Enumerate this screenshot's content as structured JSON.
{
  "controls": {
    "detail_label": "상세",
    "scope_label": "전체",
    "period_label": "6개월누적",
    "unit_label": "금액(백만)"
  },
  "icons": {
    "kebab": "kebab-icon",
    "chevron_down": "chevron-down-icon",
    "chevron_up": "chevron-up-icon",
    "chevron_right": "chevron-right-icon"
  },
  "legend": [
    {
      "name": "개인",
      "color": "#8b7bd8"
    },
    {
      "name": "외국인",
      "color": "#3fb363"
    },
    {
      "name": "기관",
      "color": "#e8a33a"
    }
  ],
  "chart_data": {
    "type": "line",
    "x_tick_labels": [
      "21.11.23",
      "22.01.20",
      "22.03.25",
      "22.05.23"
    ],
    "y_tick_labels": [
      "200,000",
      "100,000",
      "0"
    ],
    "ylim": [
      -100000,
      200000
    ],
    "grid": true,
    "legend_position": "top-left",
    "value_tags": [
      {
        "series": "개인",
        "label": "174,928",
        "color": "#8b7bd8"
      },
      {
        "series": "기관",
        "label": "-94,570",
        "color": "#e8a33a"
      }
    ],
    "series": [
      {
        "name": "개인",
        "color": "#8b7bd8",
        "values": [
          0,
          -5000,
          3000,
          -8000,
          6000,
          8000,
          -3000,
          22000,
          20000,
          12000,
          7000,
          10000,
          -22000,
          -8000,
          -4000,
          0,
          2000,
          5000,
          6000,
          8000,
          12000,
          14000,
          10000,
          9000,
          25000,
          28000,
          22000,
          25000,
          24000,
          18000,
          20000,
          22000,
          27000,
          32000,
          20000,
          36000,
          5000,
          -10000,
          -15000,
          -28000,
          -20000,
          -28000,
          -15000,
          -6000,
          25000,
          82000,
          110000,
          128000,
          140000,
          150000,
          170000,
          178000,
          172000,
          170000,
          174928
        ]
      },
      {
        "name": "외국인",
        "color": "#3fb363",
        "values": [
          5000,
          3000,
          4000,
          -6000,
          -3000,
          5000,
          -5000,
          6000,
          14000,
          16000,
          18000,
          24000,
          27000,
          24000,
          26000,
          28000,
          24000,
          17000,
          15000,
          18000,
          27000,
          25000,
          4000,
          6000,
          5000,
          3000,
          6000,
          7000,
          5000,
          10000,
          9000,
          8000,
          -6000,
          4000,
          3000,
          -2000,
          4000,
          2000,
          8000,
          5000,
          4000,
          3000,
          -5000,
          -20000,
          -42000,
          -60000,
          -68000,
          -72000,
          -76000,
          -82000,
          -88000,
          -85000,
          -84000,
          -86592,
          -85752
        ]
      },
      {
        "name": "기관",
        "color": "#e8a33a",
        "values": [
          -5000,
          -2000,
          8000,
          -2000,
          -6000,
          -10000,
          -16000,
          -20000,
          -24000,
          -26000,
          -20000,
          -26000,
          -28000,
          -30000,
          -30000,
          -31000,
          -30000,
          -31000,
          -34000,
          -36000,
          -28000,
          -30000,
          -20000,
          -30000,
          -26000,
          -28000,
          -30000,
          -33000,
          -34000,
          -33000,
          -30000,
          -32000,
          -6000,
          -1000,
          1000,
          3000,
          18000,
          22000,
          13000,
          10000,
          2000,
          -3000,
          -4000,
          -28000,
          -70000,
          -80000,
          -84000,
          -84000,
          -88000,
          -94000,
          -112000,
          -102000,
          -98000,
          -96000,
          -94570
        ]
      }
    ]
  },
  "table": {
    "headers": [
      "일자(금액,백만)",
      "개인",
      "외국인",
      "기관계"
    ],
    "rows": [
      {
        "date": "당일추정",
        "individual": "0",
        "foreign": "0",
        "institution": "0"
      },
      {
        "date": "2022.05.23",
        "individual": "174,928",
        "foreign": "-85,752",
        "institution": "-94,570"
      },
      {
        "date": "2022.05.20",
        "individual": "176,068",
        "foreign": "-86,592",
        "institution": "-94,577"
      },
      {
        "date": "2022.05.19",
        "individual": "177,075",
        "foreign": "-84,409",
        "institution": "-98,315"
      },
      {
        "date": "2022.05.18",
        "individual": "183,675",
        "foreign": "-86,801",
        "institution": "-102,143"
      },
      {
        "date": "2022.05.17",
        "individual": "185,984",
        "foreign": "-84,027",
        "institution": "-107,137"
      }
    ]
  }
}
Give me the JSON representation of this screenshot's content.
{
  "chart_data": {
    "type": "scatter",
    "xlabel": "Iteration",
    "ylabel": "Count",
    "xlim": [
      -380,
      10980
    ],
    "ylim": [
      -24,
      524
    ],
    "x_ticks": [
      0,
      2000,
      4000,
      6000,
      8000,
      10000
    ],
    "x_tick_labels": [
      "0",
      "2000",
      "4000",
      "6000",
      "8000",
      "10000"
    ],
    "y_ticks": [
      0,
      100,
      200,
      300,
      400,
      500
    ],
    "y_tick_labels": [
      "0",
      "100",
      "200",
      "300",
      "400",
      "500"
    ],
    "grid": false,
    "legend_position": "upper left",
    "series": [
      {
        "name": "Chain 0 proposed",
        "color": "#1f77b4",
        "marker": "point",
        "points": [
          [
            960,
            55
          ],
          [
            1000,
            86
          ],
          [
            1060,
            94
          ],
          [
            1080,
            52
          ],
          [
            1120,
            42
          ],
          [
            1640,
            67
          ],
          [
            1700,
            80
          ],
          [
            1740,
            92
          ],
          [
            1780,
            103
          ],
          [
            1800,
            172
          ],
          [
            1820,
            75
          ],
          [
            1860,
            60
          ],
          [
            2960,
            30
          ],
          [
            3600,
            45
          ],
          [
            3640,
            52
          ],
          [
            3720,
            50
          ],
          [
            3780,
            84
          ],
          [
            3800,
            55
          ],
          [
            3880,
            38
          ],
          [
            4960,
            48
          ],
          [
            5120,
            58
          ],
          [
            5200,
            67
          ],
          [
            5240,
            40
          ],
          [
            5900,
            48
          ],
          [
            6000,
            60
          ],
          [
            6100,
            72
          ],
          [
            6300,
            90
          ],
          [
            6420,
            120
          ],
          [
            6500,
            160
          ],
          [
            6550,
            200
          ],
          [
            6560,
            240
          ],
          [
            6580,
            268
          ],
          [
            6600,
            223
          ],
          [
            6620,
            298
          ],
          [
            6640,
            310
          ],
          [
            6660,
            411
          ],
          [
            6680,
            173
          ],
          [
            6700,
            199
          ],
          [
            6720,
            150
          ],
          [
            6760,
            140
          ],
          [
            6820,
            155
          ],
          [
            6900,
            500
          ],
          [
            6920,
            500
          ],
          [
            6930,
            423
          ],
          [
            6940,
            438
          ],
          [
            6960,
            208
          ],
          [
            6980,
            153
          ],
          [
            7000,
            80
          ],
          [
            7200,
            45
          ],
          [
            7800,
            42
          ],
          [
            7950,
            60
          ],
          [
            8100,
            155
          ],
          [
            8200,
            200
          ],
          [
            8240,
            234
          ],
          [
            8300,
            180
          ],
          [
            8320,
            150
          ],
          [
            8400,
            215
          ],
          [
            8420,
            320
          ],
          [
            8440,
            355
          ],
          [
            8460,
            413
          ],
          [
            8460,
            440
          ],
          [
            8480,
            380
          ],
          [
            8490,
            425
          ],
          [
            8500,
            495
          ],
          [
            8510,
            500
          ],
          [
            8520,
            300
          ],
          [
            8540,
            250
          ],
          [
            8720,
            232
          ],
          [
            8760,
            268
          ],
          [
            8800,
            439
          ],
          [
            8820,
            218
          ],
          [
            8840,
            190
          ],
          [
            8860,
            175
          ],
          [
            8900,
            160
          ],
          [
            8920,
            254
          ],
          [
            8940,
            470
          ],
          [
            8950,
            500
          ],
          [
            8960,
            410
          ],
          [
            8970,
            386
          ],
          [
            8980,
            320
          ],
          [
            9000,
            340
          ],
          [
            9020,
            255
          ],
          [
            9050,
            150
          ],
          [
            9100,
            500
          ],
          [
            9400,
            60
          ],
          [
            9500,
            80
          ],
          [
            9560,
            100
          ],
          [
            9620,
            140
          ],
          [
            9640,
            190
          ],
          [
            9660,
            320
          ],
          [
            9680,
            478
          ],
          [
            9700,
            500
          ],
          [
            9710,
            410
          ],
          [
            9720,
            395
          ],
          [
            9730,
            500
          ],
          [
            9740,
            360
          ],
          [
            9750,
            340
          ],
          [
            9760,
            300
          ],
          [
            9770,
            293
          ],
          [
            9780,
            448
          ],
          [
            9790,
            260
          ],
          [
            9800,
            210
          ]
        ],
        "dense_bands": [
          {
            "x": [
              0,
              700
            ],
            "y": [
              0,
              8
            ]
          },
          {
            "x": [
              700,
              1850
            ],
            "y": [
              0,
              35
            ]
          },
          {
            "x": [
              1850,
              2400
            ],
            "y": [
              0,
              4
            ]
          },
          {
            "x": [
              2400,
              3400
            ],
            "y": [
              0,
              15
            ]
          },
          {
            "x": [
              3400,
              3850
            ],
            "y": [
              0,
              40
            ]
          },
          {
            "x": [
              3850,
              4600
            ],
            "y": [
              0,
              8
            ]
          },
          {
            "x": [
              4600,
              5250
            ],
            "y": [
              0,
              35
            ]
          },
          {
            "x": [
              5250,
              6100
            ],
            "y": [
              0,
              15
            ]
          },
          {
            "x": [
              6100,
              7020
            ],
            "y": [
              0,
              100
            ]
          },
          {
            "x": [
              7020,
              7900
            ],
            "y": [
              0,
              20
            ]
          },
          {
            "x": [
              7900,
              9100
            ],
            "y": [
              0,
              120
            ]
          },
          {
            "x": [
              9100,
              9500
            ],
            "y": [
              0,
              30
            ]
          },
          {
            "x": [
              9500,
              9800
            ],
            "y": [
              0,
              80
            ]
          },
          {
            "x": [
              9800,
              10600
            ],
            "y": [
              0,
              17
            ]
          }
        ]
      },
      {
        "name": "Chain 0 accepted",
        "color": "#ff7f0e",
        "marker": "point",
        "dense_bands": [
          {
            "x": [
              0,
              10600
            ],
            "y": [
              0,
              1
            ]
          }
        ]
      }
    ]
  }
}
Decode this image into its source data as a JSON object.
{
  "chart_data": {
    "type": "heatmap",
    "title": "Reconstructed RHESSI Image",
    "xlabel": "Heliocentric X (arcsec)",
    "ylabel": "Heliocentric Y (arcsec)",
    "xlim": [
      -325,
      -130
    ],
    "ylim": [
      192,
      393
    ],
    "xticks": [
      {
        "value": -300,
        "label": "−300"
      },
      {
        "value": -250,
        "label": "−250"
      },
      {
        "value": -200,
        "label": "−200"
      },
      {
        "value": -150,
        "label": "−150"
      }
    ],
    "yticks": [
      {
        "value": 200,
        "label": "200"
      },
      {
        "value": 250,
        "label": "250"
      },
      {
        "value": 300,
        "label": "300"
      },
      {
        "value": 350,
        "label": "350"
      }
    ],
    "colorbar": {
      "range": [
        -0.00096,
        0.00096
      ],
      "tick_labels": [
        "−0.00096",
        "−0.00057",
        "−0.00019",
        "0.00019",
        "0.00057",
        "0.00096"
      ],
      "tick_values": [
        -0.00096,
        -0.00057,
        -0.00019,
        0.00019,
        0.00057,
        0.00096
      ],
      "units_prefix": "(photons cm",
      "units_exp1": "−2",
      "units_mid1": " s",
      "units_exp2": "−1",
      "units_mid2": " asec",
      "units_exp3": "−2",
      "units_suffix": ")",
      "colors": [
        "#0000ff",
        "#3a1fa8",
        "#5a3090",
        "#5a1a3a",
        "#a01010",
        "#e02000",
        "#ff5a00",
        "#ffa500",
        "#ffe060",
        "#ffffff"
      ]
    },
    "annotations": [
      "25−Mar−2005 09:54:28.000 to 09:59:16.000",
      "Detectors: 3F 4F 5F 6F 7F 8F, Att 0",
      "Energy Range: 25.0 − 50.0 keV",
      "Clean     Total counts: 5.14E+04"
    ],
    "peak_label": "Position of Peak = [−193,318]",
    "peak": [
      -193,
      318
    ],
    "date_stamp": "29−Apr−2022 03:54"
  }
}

────────────────────

WORK REQUIRED:
Report all lines of the material that contain the word "name".

RESPONSE:
      "name": "개인",
      "name": "외국인",
      "name": "기관",
        "name": "개인",
        "name": "외국인",
        "name": "기관",
        "name": "Chain 0 proposed",
        "name": "Chain 0 accepted",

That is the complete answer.